::: Text

It was established in Kanta Kathuria v. Manak Chand Surana[20] that a Member of the Legislative Assembly cannot be dismissed for possessing an 'Office of Profit' unless it is demonstrated that the office acts independently of the bearer of the aforementioned office. Mrs. Kathuria's nomination was challenged in the aforesaid case since she worked as a Special Government Pleader for the State of Rajasthan, that was purportedly an office of profit government position. The applicant was just assigned to perform certain duties given to her rather than occupying a permanent position, hence the job did not qualify as an Office of Profit, according to the court.[21]

 

Pecuniary Gain

It must have been comprehended by now that “Office of Profit'' is broadly a government post which is competent enough to yield or capable of yielding material and pecuniary gains and benefits. Pecuniary gain is the financial or monetary benefit arising out of occupancy of an office of profit in this context. It also includes other material benefits arising out of the same. For example, if a candidate elected for the post of the Member of Legislative Assembly (MLA), and after being nominated for the seat happens to hold the office of a Lecturer in a Government University which generates income which is additional to what the person earns as an MLA, then the person may be deemed to be benefiting from what has been titled as pecuniary gain arising out of the incumbency an office of profit.
It is of cardinal significance to note here that the occupancy of an office need not generate any pecuniary gain in real-time to qualify the same as an office of profit. The mere capability and potential of an office to generate monetary and material benefits is enough to qualify it as an office of profit, that is to say that monetary gains being receivable in respect to an office regardless of the fact that no gain was actually received is enough to disqualify the holder of the ground of occupancy of office of profit.[22] To explicate it even more, let’s take the example we used in the last paragraph again. The person, in this case, is being paid no salary and allowance whatsoever for his post of Lecturer in the Government University. The only remuneration and benefits being rewarded to him arise from the post of MLA that the said person holds. Even after the circumstances being such, the MLA will be disqualified under Art. 191(1)(a).[23] This view was propounded by the Supreme Court in Jaya Bachchan v. Union of India[24] and has played a vital role in assisting the concerned authorities in identifying whether an office may be regarded as an office of profit or not.

::::::

## Problems and tasks
**A)** For each statement below, state whether it agrees with the text on office of profit, answering yes or no and quoting the deciding words of the text: (i) Mrs. Kathuria worked as a Special Government Pleader for the State of Rajasthan; (ii) an office counts as an office of profit only if it actually produces pecuniary gain; (iii) the Supreme Court propounded its view in Jaya Bachchan v. Union of India.
**B)** Extract the passage of the text on office of profit between "It must have" and "incumbency an office of profit.", inclusive.

::: Dataset extract

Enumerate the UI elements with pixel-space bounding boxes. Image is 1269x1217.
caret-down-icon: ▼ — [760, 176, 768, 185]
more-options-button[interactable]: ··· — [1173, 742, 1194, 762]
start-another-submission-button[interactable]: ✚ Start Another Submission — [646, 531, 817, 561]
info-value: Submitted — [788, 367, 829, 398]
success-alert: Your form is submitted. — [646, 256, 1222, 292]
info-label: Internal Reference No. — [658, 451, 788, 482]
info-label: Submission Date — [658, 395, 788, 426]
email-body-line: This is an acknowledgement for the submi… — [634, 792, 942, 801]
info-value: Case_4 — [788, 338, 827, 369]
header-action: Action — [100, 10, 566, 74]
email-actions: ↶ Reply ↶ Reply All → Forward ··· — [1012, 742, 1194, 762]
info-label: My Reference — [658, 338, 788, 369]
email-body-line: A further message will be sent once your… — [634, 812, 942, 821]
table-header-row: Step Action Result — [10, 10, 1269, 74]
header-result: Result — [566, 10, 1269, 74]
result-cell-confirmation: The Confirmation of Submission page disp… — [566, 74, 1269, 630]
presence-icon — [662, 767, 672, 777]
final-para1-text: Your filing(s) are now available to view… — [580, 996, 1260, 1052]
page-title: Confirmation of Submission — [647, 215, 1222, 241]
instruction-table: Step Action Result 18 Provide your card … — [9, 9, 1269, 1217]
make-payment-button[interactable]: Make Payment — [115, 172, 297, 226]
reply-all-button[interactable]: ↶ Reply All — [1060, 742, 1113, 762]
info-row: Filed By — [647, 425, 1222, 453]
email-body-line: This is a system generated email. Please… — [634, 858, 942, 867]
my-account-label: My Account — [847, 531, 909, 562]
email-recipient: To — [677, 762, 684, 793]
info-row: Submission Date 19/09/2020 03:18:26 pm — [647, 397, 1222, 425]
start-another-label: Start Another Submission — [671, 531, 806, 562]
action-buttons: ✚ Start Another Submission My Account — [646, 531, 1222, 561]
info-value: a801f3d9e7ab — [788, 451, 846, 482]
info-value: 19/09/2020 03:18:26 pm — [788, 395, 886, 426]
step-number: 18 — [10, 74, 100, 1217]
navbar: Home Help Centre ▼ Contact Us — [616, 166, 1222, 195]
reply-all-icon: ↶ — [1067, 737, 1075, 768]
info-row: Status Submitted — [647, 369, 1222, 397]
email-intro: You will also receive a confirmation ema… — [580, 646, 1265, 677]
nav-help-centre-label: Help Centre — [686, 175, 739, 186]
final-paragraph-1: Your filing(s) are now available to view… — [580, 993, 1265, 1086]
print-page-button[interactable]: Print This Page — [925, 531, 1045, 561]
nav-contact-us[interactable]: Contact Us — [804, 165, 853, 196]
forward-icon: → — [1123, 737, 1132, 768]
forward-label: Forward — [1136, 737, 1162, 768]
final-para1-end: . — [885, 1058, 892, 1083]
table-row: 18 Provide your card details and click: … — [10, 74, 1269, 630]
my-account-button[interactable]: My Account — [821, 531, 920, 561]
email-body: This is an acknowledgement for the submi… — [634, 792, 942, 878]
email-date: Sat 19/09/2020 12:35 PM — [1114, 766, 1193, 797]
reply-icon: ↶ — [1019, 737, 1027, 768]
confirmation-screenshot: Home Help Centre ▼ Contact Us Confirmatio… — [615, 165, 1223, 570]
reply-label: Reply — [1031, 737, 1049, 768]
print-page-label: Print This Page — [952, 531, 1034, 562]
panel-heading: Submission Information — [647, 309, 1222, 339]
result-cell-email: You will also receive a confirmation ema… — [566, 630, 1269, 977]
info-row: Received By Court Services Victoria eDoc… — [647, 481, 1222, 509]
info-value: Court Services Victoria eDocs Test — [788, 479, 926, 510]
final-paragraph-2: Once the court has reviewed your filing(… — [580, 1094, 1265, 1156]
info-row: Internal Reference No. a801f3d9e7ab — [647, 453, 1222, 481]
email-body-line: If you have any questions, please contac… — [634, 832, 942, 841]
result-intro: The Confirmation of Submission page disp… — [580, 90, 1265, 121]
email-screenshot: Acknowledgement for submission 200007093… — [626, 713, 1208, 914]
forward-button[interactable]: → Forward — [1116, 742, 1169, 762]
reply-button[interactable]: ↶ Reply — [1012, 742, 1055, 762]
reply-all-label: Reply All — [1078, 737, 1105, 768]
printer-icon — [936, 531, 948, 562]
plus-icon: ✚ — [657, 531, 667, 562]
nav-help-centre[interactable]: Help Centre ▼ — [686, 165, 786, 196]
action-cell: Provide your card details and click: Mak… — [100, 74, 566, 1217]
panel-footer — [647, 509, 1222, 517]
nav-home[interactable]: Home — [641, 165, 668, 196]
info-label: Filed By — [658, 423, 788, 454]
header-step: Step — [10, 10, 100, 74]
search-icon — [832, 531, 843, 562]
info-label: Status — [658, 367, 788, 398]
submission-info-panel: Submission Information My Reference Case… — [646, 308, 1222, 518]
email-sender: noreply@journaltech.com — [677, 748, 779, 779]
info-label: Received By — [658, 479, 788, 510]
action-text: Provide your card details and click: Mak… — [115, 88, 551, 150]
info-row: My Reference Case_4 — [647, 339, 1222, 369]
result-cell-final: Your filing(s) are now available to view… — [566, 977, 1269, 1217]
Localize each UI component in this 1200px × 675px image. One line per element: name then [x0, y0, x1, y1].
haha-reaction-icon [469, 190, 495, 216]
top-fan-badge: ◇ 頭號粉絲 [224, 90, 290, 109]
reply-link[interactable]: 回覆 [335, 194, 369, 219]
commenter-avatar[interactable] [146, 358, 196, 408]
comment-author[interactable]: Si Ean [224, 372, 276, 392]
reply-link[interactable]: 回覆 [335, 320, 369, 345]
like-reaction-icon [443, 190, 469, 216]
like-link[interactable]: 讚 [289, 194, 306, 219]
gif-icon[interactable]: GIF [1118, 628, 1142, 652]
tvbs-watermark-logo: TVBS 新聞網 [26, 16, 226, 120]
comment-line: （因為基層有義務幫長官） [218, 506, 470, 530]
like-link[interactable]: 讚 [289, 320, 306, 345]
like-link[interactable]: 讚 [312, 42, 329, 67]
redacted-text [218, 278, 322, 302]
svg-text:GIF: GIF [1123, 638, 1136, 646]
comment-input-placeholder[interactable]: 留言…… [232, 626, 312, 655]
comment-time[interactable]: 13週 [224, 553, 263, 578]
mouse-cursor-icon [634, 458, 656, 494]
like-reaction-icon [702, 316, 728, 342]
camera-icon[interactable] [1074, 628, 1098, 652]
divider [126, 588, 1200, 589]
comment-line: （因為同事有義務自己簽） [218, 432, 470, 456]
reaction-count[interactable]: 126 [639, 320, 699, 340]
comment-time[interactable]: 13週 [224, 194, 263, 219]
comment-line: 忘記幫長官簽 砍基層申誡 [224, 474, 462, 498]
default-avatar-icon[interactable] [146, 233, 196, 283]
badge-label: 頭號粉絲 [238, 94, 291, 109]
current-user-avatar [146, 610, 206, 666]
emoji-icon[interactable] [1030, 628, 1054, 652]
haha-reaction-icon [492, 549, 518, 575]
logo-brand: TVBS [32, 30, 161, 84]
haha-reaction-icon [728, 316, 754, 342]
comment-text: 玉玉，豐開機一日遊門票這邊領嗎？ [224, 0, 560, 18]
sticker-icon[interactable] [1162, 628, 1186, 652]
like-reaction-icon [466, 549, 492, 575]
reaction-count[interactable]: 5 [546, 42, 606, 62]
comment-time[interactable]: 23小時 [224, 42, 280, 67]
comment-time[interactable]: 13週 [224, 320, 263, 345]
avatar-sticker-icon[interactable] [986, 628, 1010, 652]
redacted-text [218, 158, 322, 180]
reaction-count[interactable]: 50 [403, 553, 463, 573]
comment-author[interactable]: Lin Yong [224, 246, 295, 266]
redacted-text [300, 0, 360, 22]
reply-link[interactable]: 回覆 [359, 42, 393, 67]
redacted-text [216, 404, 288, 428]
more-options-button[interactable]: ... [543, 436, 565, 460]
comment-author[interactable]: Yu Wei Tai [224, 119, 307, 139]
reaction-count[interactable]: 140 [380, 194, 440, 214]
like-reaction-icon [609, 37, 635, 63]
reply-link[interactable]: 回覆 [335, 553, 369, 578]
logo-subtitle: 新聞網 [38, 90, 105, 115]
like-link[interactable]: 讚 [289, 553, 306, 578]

::::::

## Response list
**A)**
(i) Yes: "she worked as a Special Government Pleader for the State of Rajasthan"
(ii) No: "the occupancy of an office need not generate any pecuniary gain in real-time to qualify the same as an office of profit"
(iii) Yes: "This view was propounded by the Supreme Court in Jaya Bachchan v. Union of India"

**B)**
It must have been comprehended by now that “Office of Profit'' is broadly a government post which is competent enough to yield or capable of yielding material and pecuniary gains and benefits. Pecuniary gain is the financial or monetary benefit arising out of occupancy of an office of profit in this context. It also includes other material benefits arising out of the same. For example, if a candidate elected for the post of the Member of Legislative Assembly (MLA), and after being nominated for the seat happens to hold the office of a Lecturer in a Government University which generates income which is additional to what the person earns as an MLA, then the person may be deemed to be benefiting from what has been titled as pecuniary gain arising out of the incumbency an office of profit.